Stored data:
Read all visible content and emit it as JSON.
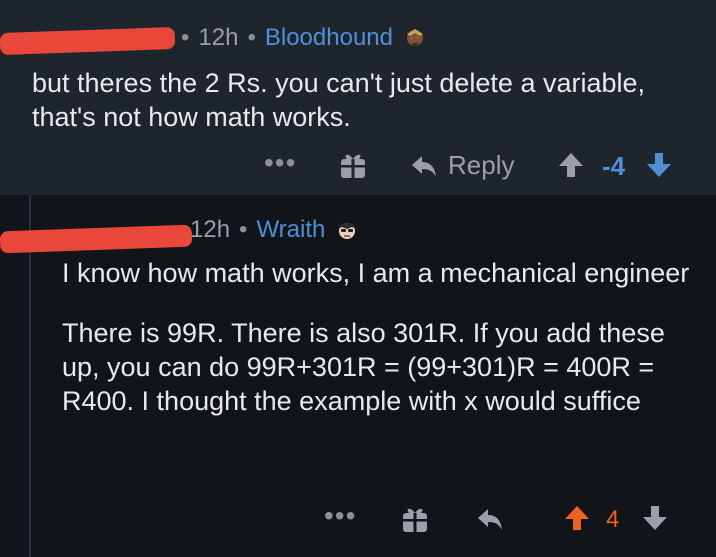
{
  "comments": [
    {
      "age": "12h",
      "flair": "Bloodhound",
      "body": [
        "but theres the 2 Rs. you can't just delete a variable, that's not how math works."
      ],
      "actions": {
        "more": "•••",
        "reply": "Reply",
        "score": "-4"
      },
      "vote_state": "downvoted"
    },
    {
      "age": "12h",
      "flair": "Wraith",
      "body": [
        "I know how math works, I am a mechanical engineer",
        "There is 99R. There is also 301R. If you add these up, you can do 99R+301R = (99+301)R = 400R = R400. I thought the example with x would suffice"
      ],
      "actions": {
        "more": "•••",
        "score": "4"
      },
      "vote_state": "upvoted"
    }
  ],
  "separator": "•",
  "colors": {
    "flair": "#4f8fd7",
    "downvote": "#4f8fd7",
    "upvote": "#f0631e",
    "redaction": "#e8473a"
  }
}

• WHAT IS NEEDED
Search the entries for "math" and copy out each line that has it.

• FULL SOLUTION
        "but theres the 2 Rs. you can't just delete a variable, that's not how math works."
        "I know how math works, I am a mechanical engineer",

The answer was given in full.